Challenge
Below are entries; tally how many lines hold the string "text" and answer with only that figure.

--*--

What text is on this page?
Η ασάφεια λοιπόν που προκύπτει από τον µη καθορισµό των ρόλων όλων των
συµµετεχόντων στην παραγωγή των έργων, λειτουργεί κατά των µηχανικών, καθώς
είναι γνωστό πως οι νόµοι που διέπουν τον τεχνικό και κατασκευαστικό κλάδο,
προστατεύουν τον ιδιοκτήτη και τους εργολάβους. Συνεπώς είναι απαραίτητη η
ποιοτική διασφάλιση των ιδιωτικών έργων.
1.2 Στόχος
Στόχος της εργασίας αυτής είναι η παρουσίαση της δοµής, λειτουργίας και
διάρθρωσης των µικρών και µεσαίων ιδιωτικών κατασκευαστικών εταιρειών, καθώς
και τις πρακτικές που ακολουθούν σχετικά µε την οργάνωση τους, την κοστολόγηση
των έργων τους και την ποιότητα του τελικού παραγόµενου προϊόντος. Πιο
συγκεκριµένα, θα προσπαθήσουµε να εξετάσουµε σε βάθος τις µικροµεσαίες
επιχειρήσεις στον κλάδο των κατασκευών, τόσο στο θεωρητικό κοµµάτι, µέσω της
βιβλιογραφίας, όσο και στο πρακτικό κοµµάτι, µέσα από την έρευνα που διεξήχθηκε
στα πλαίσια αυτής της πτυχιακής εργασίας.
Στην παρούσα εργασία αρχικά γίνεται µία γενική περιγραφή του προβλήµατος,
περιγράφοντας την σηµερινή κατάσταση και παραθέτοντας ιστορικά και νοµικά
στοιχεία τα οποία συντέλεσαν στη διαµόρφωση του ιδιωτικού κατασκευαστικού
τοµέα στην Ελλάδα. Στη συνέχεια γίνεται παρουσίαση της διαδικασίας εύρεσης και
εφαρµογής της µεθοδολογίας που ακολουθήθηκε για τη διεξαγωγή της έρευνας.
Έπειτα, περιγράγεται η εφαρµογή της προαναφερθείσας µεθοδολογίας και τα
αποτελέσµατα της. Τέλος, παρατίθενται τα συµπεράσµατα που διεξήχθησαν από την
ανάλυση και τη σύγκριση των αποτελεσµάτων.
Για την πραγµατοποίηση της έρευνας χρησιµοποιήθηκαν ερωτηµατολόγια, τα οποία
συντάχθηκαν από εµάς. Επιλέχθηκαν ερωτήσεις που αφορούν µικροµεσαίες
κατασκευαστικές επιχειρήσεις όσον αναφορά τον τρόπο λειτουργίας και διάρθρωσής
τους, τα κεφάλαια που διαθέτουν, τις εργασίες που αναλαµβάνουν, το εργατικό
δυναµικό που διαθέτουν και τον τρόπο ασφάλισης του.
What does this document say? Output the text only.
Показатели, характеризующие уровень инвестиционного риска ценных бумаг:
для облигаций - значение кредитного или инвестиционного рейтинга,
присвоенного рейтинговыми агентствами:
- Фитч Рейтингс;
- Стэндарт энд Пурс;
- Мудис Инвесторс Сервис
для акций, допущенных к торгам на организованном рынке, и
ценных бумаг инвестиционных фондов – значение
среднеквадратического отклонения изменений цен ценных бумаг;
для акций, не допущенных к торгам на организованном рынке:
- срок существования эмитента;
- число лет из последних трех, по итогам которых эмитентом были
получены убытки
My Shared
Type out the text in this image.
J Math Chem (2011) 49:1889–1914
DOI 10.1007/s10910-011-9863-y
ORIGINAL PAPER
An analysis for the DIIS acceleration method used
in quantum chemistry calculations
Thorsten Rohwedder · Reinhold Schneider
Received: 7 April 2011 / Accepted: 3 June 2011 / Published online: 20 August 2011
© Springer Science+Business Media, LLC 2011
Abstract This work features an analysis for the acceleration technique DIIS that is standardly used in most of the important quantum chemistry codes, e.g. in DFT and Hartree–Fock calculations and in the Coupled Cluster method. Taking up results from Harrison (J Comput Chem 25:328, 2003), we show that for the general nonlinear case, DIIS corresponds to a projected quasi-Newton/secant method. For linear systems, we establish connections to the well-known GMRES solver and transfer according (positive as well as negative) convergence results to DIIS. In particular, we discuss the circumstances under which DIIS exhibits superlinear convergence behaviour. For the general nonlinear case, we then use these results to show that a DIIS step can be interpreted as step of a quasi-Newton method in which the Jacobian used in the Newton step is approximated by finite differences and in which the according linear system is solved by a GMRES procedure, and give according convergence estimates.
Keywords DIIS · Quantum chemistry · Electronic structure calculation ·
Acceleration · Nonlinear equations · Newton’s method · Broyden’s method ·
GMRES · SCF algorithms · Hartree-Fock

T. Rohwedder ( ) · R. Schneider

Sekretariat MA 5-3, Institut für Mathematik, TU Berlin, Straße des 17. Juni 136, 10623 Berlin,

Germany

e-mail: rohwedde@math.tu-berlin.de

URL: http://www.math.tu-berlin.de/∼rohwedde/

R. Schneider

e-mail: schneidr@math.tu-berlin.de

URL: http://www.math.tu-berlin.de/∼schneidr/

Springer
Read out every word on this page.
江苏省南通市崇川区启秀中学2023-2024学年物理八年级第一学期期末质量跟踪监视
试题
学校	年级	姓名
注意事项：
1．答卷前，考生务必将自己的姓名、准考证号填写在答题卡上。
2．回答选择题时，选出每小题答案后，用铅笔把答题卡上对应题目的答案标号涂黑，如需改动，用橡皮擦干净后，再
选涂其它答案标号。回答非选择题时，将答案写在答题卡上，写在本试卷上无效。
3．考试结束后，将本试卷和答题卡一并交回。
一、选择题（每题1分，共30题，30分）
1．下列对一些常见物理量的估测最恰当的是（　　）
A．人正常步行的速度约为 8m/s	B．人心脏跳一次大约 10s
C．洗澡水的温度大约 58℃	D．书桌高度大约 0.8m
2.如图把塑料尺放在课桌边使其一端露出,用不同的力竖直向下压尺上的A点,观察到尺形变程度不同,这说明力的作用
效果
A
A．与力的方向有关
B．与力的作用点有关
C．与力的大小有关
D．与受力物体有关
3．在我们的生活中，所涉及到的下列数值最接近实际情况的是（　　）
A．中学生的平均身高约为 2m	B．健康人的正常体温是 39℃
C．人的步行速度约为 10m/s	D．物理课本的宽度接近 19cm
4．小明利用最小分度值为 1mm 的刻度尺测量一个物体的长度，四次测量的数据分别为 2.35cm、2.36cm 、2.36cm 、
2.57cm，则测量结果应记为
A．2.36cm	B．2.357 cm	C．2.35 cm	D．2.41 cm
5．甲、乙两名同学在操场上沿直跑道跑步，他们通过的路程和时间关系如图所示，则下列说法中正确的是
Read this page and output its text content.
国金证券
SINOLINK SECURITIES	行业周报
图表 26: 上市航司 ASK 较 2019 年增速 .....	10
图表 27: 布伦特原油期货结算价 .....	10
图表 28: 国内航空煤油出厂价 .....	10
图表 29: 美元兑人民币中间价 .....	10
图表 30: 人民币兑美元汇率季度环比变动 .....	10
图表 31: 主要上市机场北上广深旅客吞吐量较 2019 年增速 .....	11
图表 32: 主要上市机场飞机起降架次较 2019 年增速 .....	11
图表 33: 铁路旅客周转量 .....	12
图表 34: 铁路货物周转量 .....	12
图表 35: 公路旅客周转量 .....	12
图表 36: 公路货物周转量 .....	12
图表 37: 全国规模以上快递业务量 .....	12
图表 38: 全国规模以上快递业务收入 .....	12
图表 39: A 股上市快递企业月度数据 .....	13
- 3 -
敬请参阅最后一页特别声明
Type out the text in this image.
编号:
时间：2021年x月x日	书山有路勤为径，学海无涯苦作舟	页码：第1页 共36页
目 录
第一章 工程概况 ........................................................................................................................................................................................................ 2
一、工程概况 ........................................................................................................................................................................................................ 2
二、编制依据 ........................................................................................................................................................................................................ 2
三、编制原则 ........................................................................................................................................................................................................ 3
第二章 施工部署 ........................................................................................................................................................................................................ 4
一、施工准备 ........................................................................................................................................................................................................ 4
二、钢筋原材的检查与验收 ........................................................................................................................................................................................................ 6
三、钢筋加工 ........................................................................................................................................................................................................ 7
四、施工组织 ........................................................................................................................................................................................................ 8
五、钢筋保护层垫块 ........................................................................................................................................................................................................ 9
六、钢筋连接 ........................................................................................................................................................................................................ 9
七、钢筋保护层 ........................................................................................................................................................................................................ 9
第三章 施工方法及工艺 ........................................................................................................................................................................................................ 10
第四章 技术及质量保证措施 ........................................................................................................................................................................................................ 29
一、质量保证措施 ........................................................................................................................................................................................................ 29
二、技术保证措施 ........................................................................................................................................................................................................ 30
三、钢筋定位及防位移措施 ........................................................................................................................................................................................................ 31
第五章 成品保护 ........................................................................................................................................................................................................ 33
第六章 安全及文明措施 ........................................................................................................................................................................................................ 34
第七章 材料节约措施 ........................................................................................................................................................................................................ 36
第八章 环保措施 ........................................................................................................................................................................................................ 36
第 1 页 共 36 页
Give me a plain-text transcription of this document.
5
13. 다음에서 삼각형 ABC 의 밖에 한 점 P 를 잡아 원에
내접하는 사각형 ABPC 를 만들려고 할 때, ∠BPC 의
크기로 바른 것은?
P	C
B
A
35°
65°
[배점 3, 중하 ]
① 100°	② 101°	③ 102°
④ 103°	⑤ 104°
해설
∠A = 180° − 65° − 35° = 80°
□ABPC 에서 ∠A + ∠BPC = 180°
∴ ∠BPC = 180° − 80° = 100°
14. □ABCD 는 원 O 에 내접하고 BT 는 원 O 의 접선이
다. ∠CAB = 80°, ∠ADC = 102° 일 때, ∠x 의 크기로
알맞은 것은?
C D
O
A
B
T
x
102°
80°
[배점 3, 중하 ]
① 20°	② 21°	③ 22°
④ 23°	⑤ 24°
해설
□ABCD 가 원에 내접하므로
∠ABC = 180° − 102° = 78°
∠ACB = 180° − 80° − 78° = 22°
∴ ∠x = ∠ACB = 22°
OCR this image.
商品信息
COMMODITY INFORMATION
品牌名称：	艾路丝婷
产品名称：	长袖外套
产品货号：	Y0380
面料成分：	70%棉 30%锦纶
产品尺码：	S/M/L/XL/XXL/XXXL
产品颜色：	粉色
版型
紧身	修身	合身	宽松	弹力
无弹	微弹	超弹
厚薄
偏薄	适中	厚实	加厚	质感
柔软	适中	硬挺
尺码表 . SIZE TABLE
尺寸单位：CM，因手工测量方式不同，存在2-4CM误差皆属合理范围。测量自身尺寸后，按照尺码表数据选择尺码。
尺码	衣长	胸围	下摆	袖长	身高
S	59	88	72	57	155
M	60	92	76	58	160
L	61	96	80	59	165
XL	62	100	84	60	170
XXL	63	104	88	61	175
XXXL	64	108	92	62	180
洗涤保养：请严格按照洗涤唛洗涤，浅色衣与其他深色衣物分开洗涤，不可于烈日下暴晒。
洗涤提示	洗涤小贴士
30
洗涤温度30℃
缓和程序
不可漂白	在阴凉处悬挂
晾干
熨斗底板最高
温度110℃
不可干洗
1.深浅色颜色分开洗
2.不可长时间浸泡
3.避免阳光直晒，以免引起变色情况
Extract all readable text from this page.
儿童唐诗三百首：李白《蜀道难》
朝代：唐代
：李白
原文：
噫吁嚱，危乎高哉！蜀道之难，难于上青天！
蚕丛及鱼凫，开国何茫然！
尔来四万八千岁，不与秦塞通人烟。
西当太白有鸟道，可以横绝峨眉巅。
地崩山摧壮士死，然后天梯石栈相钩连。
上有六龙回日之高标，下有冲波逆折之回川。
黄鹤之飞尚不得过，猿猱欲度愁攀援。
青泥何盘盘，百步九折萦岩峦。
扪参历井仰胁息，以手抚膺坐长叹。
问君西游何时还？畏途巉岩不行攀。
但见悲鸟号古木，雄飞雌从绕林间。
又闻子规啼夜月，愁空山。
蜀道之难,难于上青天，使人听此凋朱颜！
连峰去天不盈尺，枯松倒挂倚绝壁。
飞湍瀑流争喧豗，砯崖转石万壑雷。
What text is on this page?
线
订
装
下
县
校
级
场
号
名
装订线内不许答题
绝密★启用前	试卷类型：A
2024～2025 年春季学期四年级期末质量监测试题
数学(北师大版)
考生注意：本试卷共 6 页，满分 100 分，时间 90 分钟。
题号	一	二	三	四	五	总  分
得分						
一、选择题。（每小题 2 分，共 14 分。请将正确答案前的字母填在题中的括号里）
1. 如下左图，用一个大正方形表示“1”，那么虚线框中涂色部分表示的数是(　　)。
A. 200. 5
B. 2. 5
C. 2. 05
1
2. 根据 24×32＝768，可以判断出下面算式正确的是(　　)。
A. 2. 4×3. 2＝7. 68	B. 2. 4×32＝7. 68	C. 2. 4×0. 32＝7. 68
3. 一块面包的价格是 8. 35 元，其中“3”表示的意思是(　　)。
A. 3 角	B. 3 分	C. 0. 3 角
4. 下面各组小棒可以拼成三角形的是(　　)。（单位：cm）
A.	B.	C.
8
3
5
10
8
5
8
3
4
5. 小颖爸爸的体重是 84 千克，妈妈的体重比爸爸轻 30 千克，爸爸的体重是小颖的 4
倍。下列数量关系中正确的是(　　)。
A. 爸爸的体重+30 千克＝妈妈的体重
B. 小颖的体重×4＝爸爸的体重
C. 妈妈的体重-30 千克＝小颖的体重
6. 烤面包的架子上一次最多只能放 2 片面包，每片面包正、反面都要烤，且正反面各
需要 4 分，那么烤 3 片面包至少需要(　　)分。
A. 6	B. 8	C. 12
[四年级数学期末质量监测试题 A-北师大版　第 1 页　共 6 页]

--*--

Task solution
8